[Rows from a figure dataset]

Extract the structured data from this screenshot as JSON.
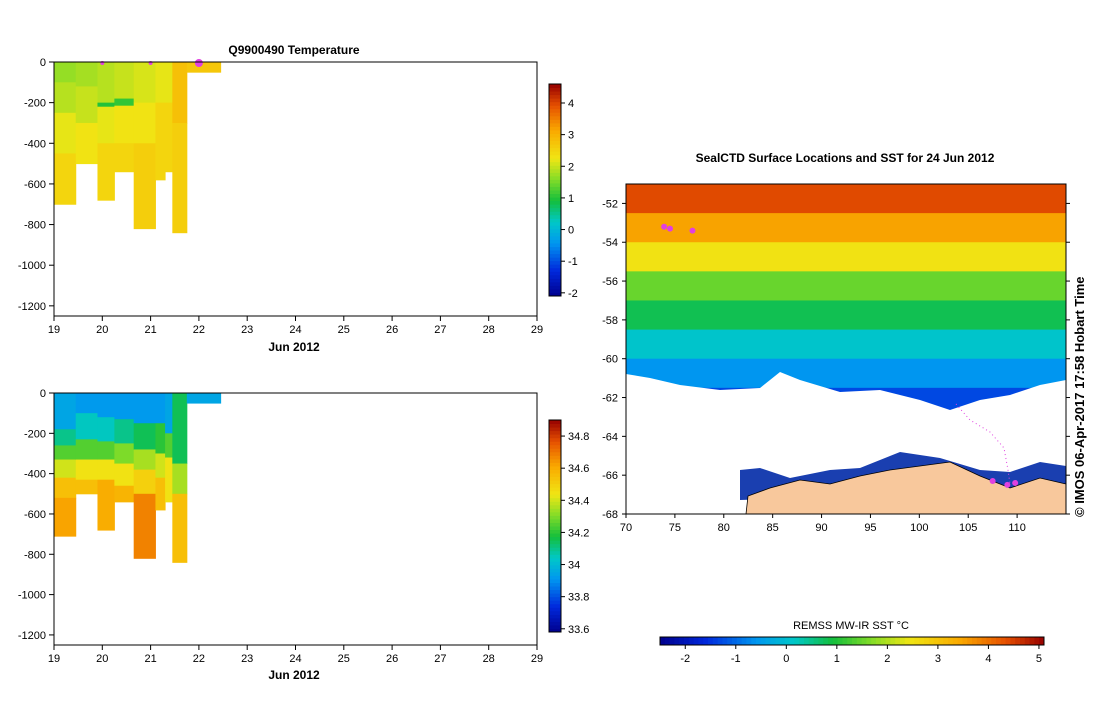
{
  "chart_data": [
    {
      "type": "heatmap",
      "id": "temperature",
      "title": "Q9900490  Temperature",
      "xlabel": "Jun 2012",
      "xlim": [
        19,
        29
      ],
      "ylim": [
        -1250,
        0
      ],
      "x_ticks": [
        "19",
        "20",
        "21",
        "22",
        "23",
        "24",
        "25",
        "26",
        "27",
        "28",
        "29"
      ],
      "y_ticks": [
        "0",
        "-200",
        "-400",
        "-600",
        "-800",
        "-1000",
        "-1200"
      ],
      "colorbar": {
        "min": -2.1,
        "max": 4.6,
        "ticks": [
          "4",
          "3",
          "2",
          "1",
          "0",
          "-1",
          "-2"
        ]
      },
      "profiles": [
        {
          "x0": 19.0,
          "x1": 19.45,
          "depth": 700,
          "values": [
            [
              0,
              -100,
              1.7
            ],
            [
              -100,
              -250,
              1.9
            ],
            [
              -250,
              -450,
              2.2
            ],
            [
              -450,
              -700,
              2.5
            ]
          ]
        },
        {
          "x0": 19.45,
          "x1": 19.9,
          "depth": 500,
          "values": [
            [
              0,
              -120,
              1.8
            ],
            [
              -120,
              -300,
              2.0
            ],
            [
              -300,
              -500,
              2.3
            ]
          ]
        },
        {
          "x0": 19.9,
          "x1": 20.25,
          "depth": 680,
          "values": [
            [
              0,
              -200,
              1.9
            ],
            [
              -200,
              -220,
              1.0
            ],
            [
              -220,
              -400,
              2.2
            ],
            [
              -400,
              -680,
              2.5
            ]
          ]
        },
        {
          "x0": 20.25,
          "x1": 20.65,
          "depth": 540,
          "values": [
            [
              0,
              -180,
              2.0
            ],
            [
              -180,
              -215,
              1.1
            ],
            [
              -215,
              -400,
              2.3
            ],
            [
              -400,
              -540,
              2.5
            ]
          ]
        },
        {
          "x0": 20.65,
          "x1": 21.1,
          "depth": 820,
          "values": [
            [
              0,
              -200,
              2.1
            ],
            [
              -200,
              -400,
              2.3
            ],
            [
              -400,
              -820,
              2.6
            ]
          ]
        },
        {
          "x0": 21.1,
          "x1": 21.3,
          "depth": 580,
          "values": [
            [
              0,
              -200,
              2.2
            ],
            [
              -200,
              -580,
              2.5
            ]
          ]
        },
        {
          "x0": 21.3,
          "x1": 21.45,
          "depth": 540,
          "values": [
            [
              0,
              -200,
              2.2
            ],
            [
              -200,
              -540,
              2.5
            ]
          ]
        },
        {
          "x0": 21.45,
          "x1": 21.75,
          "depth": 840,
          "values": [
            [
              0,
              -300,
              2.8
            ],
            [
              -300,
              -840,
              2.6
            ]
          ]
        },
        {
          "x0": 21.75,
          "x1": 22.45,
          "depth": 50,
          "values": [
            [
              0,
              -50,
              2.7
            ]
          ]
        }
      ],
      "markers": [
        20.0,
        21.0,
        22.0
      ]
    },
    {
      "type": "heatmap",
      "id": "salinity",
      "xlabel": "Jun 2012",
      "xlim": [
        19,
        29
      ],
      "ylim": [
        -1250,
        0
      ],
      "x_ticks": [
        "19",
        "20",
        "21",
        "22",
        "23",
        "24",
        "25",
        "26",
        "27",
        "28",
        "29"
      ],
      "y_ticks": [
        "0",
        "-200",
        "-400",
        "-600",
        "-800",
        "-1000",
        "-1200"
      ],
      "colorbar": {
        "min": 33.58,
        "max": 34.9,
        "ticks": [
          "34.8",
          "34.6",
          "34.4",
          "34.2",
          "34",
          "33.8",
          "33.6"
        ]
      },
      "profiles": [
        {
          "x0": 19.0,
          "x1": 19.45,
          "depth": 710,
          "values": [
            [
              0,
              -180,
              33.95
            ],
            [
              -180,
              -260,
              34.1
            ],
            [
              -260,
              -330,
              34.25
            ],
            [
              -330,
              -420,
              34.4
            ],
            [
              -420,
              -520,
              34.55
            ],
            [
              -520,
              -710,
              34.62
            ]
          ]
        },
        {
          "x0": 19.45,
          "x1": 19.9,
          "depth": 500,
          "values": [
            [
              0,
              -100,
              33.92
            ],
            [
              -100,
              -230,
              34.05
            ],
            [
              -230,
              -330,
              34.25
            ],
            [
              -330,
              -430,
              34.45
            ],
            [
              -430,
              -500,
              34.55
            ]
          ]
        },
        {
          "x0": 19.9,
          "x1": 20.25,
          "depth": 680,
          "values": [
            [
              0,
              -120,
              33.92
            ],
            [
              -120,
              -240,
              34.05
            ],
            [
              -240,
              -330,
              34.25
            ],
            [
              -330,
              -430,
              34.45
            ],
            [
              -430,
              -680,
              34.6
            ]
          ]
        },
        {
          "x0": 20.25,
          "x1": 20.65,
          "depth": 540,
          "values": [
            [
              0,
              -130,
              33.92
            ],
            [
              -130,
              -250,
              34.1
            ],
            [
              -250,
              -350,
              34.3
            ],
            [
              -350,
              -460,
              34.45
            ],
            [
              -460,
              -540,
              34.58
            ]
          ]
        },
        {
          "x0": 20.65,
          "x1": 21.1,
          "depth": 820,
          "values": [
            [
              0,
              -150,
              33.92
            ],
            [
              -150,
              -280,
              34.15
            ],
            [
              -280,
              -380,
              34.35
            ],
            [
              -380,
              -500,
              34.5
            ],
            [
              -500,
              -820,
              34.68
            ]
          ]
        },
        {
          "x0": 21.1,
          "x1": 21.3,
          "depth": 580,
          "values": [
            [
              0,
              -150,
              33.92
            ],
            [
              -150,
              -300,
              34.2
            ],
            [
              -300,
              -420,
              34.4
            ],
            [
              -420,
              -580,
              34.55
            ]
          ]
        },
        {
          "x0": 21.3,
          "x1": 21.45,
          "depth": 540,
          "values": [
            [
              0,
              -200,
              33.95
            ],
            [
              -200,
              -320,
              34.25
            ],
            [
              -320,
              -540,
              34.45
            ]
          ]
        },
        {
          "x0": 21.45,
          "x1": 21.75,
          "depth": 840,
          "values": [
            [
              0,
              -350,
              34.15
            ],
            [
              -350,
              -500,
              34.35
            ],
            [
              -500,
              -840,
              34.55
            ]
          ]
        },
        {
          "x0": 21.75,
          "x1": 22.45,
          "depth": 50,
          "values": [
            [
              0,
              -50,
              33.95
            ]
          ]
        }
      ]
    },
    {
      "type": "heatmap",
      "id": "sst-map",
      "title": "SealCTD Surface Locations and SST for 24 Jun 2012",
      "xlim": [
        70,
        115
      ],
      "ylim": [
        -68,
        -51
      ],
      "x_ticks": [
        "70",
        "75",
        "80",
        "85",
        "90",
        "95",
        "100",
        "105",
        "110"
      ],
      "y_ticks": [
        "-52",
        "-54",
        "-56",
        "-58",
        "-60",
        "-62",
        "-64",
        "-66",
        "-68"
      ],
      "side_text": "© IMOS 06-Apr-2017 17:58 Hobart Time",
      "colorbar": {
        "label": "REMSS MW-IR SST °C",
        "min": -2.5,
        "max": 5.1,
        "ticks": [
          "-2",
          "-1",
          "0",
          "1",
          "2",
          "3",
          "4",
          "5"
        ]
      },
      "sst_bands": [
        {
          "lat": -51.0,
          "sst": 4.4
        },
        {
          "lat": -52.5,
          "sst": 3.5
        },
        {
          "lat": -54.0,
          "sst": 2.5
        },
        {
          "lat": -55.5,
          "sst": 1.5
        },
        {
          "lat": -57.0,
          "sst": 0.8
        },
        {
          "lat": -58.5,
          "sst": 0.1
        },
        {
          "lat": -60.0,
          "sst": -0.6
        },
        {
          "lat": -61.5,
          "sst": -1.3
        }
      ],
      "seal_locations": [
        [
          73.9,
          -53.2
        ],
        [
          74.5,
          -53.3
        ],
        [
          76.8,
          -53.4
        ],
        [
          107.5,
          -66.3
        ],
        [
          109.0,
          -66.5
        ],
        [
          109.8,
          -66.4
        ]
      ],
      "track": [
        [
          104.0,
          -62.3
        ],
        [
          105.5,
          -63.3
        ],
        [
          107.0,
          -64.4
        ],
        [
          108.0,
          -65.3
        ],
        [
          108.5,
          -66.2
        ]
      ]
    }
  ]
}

» Task details: Determine the number of lines in the listing that hold the word "title", and supply that number and nothing further.

» Answer in full: 2